Exercise directions
What lines of the data hold the string "number"? Pull each one out.

==*==

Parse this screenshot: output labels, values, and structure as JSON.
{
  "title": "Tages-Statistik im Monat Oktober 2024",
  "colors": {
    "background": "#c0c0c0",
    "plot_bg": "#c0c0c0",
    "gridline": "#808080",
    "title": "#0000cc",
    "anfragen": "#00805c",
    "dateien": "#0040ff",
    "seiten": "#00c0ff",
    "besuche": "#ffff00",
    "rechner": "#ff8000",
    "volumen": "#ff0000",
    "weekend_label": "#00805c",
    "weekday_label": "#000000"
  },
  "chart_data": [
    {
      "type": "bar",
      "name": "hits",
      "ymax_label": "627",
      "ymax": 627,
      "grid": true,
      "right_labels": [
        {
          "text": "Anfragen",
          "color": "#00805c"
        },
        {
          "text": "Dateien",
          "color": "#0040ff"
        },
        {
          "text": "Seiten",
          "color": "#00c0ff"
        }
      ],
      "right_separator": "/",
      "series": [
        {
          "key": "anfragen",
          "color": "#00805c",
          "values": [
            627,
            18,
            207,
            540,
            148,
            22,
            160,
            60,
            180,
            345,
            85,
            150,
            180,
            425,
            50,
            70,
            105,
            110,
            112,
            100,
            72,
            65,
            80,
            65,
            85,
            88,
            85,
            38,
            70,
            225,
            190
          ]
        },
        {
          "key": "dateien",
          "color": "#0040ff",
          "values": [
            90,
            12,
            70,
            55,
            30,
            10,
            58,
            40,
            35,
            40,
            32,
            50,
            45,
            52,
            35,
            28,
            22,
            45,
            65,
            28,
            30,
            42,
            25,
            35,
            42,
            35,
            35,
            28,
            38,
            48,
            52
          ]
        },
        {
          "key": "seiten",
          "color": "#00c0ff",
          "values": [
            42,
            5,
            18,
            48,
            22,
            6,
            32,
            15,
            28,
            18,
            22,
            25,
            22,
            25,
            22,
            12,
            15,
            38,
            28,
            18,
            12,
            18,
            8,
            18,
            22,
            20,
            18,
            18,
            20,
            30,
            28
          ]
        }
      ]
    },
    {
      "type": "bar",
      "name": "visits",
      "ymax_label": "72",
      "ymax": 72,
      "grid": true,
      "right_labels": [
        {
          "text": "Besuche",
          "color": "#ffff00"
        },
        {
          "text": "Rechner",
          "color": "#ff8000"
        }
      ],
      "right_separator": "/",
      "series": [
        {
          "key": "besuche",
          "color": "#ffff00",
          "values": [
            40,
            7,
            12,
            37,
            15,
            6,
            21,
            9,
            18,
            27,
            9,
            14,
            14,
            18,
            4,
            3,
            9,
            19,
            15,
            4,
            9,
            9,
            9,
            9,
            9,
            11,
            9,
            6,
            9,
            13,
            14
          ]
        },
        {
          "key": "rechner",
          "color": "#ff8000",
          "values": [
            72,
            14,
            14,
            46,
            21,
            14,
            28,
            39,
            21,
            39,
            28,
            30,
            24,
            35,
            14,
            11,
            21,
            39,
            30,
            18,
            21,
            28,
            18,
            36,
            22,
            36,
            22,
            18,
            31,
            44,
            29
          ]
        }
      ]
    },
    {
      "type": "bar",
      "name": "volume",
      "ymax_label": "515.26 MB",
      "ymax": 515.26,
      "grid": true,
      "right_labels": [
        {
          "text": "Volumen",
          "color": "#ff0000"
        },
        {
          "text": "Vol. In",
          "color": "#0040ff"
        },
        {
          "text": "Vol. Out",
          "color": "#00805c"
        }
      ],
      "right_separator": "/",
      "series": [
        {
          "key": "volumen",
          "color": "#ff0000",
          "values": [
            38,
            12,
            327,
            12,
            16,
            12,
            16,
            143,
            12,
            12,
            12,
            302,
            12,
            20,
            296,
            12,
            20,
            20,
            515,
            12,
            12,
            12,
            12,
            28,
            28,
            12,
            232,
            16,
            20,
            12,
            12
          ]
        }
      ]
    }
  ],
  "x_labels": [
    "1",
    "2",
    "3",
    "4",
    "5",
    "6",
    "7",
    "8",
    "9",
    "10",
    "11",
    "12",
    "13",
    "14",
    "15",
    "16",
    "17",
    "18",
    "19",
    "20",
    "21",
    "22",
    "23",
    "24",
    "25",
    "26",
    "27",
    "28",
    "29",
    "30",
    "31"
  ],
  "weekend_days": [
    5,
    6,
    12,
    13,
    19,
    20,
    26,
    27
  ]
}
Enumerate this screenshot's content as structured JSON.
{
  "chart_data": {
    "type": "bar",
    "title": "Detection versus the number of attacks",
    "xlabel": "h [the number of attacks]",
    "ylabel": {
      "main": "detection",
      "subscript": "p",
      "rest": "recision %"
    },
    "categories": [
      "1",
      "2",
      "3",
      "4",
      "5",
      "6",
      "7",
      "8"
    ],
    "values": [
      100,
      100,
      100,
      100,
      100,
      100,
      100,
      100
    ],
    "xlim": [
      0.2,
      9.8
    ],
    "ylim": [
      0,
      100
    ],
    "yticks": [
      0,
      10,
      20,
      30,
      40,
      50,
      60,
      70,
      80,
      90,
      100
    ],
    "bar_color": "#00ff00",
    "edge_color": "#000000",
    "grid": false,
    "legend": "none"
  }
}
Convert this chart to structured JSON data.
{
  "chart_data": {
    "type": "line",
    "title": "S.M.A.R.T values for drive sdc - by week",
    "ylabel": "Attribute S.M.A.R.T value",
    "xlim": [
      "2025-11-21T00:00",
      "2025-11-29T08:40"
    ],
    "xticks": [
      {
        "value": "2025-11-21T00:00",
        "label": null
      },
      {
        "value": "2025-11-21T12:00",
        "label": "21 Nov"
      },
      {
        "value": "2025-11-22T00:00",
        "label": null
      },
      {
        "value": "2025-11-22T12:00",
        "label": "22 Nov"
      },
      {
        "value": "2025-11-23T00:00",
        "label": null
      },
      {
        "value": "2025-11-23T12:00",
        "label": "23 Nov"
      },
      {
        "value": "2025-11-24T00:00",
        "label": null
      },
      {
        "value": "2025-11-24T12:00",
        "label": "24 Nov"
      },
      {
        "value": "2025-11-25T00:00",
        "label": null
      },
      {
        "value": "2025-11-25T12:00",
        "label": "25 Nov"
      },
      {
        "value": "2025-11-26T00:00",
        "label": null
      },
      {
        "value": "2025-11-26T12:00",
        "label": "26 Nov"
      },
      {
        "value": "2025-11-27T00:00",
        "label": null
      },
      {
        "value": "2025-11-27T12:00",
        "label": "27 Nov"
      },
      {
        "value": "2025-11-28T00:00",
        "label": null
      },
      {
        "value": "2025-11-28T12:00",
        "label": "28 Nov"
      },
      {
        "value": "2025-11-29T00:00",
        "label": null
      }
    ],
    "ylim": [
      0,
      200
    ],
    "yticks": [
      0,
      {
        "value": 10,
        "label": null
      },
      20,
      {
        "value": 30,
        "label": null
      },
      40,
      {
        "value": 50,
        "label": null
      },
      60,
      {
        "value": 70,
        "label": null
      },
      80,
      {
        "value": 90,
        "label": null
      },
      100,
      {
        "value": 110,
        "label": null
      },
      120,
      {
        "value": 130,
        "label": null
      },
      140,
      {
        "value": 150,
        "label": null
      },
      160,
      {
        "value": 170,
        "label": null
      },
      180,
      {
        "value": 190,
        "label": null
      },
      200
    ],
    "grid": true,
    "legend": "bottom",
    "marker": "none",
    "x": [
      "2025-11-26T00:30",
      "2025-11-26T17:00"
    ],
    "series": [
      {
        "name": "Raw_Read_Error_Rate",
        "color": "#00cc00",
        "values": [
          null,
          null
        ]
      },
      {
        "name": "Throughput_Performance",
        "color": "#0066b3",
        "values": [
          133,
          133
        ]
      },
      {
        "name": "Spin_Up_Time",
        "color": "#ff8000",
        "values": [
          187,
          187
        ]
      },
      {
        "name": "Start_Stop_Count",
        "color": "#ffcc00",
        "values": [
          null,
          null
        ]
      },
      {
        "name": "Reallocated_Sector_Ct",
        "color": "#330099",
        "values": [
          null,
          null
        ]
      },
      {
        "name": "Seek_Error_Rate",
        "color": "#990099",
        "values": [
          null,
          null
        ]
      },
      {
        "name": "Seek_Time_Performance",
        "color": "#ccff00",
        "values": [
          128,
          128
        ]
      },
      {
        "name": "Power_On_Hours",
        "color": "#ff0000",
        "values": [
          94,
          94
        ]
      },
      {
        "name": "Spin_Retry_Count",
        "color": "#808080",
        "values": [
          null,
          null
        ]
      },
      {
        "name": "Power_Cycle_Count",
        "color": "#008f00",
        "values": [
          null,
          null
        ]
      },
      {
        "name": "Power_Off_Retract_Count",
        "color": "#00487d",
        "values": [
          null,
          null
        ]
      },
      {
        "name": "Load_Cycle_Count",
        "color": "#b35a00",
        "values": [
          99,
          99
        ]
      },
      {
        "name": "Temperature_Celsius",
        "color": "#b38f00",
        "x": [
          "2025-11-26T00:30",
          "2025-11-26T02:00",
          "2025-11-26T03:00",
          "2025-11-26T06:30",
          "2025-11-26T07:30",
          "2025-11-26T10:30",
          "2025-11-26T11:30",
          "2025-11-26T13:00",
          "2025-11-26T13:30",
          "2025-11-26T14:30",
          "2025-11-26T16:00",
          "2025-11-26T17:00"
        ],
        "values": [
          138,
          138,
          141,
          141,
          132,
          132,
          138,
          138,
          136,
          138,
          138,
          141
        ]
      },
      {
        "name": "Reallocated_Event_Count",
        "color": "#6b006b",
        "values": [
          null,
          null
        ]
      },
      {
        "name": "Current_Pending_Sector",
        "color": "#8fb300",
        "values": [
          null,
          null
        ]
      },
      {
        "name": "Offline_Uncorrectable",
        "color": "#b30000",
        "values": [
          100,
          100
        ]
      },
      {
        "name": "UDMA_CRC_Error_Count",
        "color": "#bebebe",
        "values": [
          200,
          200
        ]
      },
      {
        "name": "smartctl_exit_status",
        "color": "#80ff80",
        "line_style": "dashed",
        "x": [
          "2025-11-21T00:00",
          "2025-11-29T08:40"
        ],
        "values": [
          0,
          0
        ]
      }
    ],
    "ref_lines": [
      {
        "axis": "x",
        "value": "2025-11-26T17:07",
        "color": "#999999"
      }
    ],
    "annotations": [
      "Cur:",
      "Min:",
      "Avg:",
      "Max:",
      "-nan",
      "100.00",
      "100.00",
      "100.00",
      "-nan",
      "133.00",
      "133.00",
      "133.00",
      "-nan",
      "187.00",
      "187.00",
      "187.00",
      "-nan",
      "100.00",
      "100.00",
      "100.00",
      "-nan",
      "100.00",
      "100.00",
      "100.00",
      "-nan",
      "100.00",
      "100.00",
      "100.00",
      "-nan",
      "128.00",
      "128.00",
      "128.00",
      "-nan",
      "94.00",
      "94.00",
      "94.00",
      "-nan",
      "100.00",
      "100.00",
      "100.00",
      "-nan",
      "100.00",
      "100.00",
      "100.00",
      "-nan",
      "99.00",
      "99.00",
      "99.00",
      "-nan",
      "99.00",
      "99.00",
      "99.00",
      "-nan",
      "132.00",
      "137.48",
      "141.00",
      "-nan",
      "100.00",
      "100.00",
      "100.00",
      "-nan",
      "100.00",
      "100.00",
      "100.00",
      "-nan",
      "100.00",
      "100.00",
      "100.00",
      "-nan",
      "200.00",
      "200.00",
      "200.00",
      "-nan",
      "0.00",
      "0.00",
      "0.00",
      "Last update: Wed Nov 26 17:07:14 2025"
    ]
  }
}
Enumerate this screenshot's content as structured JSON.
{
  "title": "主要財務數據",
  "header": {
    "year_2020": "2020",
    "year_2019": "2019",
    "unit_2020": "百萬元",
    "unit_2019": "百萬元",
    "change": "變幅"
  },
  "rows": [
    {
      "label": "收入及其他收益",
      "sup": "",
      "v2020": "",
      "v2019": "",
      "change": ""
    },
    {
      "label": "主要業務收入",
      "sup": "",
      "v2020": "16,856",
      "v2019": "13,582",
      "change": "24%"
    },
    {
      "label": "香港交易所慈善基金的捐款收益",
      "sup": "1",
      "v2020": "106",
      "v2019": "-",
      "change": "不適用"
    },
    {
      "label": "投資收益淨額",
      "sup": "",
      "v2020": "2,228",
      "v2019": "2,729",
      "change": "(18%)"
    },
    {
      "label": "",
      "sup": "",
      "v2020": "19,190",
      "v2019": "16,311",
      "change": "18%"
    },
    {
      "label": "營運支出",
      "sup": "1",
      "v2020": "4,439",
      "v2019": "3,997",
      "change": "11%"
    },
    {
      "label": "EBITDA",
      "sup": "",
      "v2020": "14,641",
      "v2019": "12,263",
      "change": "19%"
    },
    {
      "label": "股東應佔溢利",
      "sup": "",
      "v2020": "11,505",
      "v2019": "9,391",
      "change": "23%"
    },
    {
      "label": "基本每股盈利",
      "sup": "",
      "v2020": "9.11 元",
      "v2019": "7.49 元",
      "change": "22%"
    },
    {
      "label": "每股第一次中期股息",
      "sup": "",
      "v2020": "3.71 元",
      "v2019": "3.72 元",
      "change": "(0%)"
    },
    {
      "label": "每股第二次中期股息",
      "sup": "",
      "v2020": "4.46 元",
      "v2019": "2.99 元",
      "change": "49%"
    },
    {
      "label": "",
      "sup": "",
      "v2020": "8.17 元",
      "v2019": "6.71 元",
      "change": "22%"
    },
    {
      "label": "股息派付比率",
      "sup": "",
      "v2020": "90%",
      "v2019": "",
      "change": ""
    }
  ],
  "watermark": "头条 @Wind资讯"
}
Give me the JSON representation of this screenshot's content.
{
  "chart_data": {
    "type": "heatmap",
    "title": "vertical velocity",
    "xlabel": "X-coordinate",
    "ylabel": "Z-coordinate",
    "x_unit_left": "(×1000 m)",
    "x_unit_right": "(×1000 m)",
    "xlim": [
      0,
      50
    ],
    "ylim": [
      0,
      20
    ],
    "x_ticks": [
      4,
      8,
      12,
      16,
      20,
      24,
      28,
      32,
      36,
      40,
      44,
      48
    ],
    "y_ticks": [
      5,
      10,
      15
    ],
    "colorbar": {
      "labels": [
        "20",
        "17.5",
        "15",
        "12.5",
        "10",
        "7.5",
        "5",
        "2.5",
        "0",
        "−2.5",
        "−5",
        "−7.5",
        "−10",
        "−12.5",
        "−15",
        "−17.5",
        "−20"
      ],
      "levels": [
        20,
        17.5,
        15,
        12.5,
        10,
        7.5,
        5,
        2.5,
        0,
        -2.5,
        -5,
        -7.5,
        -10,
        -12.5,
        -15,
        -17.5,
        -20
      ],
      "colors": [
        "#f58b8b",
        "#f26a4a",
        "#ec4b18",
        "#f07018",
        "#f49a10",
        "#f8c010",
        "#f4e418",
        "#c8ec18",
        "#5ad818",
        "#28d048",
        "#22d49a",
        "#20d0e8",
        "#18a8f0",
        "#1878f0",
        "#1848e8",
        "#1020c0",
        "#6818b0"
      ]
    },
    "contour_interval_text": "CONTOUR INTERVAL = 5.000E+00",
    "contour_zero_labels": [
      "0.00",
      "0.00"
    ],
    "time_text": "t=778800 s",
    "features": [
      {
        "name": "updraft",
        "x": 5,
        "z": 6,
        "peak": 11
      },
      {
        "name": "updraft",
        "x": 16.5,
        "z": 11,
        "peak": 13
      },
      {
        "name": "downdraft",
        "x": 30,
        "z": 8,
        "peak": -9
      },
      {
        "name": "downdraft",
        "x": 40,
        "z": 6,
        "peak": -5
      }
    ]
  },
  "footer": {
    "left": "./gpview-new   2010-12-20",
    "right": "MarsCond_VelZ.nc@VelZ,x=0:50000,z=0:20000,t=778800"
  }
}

==*==

Full solution
    "title": "Detection versus the number of attacks",
    "xlabel": "h [the number of attacks]",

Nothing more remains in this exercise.